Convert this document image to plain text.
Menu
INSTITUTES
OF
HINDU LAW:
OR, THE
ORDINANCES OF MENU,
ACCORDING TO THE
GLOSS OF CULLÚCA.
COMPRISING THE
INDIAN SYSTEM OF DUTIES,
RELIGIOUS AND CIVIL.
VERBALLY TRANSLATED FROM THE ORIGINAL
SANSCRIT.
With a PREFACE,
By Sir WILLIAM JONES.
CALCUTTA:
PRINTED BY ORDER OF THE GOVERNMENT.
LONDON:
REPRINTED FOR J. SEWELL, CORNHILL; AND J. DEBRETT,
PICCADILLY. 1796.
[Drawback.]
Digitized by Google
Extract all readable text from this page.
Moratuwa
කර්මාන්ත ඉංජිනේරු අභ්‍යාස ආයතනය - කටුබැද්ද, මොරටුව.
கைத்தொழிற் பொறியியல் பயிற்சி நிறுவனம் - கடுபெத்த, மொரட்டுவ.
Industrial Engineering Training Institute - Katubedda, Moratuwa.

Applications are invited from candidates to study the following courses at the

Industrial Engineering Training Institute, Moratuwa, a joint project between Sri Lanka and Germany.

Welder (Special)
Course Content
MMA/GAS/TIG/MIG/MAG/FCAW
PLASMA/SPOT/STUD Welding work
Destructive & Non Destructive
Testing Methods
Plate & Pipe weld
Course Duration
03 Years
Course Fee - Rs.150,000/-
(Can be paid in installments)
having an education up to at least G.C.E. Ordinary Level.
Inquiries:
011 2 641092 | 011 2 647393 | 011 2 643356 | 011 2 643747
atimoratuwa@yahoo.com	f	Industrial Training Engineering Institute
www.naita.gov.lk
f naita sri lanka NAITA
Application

++++++++++

- [Given task]: Give every line of the material that includes the string "Training".

- [Answer]:
Industrial Engineering Training Institute - Katubedda, Moratuwa.
Industrial Engineering Training Institute, Moratuwa, a joint project between Sri Lanka and Germany.
atimoratuwa@yahoo.com	f	Industrial Training Engineering Institute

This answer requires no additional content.